Tag Archives: Manthorp

Crystal Bollocksing

Back in 2007, the Arts Council commissioned me to deliver a programme of presentations to officers across the country on the impact and potential of digital technologies.

Just today, I accidentally stumbled upon the Powerpoint I created for the programme and, if I say so myself (which I self-evidently do), I don’t think it was too shabby.

I emphasised the growing importance of Wikis (bit of a sitter, that one), ‘The Cloud’ & the less-than-one year old Twitter.  Admittedly I sold virtual worlds and especially Second Life a bit strong, but then I’ve always been a sucker for web3d (it’ll happen, just wait…)

I listed the UK’s top ten social media sites (according to Nielsen Netratings; Quite how Slide got in there I’m not sure).  They were, in order of popularity:

1          YouTube

2          Wikipedia

3          Facebook

4          Blogger

5          MySpace

6          Bebo

7          Slide

8          Yahoo! Answers

9          Windows Live Spaces

10        TripAdvisor

Funny to see those mighty which have fallen.  Windows Live Spaces was Microsoft’s blogging platform which died of awfulness in 2011.  Bebo was quite an interesting modular social media app which I had quite a lot of time for, especially it’s ‘Bebo Groups’ module.  It was popular with yoof for a while and, bemusingly, had a massive take-up in the Republic of Ireland.

Then there are the glaring absences; no LinkedIn, Twitter, Pinterest or Whatsapp, to name a few on 2014’s top ten.  Twitter and Whatsapp, and their many fast-growing cousins like Instagram, Snapchat & Vine, really had to wait for the mass roll-out of the smartphone, their natural platform, before they could grow to their potential.

I concluded my presentation with four ‘Shiny Space Suit and Food Pills’ predictions for nascent or emergent technologies that I believed would have a major impact in future.  My predictions were:

  • ‘Rapid Prototyping’ (as we called 3d printing back in the days when the internet were all fields)
  • Augmented Reality
  • Crowdsourcing
  • ‘Artificial Creativity’ (ie., creativity by artificial intelligence)

Well, three out of four isn’t bad…

Ding Dong Merrily on High

The online campaign that has seen Ding-Dong! The Witch is Dead riding high in the singles charts following the death of Margaret Thatcher is puerile, tasteless and really quite funny.

Howls of protest led by the right wing press have put the BBC in a bind; should they play Ding-Dong during the ‘Official’ Chart Show on Sunday?  At the time of writing they have announced a  fudge to a classic Auntie recipe ; they will play a clip from it ‘in a news environment’.  A clip from a 52 second song?  It scarcely seems worth the edit.

Collected data entries:
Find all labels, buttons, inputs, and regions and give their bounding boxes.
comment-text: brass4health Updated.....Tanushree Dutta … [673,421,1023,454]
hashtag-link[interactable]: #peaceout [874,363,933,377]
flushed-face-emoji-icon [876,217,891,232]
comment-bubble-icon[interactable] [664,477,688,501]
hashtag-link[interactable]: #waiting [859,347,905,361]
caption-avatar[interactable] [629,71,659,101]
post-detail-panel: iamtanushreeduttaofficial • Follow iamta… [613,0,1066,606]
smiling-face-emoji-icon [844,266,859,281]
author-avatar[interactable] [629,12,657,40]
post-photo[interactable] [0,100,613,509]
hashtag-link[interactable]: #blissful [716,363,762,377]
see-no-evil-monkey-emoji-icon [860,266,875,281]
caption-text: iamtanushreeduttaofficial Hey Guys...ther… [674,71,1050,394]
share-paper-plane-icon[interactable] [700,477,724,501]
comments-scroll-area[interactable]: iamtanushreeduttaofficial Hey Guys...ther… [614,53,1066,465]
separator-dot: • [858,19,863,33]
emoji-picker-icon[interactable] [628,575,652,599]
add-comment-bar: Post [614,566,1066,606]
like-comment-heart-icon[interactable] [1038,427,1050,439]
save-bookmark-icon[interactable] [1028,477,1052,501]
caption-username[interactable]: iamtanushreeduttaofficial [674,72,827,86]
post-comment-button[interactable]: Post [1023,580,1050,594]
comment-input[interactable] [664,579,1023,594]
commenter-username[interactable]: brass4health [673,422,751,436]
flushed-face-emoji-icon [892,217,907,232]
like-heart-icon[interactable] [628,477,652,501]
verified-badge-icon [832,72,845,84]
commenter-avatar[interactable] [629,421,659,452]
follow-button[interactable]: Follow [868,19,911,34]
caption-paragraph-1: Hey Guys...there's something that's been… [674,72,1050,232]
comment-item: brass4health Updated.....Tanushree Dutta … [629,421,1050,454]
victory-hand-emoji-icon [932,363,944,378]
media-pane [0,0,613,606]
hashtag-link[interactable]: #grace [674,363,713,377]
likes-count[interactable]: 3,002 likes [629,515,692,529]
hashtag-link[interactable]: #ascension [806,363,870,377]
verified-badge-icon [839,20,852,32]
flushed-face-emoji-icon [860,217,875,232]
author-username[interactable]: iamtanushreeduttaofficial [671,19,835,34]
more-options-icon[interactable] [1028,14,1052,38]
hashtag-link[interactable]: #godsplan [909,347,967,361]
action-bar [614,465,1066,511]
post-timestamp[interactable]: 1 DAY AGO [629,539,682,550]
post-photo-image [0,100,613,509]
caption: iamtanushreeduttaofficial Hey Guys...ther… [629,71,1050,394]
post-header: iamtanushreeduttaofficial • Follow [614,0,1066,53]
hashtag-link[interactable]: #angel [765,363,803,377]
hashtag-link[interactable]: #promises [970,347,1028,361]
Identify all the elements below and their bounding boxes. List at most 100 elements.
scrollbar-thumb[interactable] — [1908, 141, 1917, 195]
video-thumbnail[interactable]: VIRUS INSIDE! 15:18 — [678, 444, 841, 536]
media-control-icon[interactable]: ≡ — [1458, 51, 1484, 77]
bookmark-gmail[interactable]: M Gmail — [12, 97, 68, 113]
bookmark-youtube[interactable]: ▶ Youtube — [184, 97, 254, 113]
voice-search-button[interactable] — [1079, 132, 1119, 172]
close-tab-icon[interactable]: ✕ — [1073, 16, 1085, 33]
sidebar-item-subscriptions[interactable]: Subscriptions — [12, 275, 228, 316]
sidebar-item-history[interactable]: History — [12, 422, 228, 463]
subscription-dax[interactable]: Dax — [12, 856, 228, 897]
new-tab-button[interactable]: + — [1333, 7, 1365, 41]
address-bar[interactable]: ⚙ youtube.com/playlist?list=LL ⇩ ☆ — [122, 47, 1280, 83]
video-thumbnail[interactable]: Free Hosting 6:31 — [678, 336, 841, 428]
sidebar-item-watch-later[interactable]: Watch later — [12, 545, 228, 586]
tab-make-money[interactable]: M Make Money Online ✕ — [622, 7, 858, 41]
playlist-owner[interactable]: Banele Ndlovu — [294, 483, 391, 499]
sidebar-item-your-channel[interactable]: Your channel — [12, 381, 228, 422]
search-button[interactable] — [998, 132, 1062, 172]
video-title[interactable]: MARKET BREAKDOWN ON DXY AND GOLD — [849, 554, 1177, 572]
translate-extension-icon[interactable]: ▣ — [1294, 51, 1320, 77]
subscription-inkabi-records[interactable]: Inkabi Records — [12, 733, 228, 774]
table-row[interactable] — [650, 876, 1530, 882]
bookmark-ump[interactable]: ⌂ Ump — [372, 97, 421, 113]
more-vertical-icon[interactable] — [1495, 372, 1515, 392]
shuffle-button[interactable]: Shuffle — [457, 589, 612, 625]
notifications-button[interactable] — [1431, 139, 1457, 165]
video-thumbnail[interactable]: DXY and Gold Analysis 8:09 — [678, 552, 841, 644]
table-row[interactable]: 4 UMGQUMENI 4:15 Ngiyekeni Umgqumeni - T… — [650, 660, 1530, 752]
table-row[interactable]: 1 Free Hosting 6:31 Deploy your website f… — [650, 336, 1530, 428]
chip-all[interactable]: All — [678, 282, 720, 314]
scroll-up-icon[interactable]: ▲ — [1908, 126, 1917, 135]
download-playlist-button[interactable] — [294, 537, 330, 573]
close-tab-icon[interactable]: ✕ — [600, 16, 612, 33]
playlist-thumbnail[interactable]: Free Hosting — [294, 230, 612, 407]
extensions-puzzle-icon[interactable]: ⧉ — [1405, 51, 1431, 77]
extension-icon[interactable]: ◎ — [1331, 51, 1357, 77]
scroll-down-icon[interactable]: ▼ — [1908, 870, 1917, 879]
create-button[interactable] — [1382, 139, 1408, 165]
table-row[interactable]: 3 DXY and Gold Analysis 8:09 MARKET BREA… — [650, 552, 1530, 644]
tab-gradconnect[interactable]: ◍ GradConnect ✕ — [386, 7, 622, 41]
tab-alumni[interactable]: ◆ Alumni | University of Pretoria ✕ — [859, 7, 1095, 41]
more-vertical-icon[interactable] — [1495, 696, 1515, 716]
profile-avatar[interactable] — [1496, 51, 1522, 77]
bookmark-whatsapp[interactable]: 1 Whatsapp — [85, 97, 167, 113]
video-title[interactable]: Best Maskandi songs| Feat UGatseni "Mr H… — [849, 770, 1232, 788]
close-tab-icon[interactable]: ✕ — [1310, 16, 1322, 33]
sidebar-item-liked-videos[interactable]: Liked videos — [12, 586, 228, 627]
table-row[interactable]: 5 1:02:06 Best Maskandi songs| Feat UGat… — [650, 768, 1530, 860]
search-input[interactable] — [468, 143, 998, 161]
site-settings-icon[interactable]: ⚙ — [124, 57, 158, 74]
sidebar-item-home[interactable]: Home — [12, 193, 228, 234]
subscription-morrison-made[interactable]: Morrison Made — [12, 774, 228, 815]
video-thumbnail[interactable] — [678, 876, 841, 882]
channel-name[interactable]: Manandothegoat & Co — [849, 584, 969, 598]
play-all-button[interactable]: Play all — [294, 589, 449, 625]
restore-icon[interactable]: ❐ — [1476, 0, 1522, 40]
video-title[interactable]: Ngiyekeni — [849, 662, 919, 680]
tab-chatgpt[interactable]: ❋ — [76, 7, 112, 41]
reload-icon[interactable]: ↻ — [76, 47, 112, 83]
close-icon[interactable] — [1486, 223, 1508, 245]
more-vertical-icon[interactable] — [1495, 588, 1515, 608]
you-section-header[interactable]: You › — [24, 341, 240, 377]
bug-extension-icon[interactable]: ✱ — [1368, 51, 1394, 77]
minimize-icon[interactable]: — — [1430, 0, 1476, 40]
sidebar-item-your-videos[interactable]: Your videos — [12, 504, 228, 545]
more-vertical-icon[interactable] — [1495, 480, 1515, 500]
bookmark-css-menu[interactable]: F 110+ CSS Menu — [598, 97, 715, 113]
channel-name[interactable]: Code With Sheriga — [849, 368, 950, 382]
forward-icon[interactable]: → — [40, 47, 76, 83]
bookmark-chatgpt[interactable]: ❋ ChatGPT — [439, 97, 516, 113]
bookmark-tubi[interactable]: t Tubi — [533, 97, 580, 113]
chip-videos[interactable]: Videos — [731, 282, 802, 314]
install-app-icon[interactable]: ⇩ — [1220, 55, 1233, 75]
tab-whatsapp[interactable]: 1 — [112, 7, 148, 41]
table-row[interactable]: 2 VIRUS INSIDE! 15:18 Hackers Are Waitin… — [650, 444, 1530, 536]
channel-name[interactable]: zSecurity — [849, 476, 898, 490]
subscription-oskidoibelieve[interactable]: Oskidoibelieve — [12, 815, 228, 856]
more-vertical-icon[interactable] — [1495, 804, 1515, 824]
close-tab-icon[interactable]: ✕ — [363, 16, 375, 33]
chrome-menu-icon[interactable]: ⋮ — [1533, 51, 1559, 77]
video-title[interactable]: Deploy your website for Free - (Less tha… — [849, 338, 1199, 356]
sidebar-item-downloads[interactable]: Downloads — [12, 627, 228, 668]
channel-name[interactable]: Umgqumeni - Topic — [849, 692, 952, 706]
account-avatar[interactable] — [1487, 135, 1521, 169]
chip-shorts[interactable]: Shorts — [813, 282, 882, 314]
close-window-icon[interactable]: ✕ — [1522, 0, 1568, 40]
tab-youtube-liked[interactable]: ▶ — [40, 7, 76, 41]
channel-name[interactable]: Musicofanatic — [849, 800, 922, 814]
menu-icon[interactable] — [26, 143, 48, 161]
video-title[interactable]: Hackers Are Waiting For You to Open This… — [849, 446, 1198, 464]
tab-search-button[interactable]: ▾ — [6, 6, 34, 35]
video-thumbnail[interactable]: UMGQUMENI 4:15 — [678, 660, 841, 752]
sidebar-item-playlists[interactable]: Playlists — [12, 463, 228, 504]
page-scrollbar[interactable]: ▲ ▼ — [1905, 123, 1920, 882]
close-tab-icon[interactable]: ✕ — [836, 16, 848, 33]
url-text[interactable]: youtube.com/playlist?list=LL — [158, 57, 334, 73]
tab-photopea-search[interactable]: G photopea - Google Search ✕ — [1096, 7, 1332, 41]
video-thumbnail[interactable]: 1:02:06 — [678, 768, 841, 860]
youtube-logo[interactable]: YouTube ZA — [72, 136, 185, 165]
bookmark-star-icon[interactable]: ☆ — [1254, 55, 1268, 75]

Tasks:
A. Please reproduce the blog excerpt word for word from "Tag Archives: Manthorp" to "happen, just wait…)".
B. Carry the blog excerpt further, picking up right after its final sentence.
The data has nothing to do with what you are asked to do.

Exercise responses:
A.
Tag Archives: Manthorp

Crystal Bollocksing

Back in 2007, the Arts Council commissioned me to deliver a programme of presentations to officers across the country on the impact and potential of digital technologies.

Just today, I accidentally stumbled upon the Powerpoint I created for the programme and, if I say so myself (which I self-evidently do), I don’t think it was too shabby.

I emphasised the growing importance of Wikis (bit of a sitter, that one), ‘The Cloud’ & the less-than-one year old Twitter.  Admittedly I sold virtual worlds and especially Second Life a bit strong, but then I’ve always been a sucker for web3d (it’ll happen, just wait…)

B.
Personally, I think that the decision to censor the song is both wrong and cowardly. Wrong, because the remit of the Chart Show is to play those songs which currently feature in the charts; cowardly, because the BBC has kowtowed to political pressure.  In order to avoid criticism from the right they have invented a completely new protocol in embedding a news item within the chart show.  Why now?  Over the years, the chart success of dozens of songs has been newsworthy, from Gnarls Barkley’s Crazy becoming the first song to top the chart on downloads, through the campaign to keep Joe McElderry off the number one slot in favour of Rage Against the Machine’s Killing In The Name, to the recent success of the Hillsborough Charity release He Ain’t Heavy, He’s my Brother.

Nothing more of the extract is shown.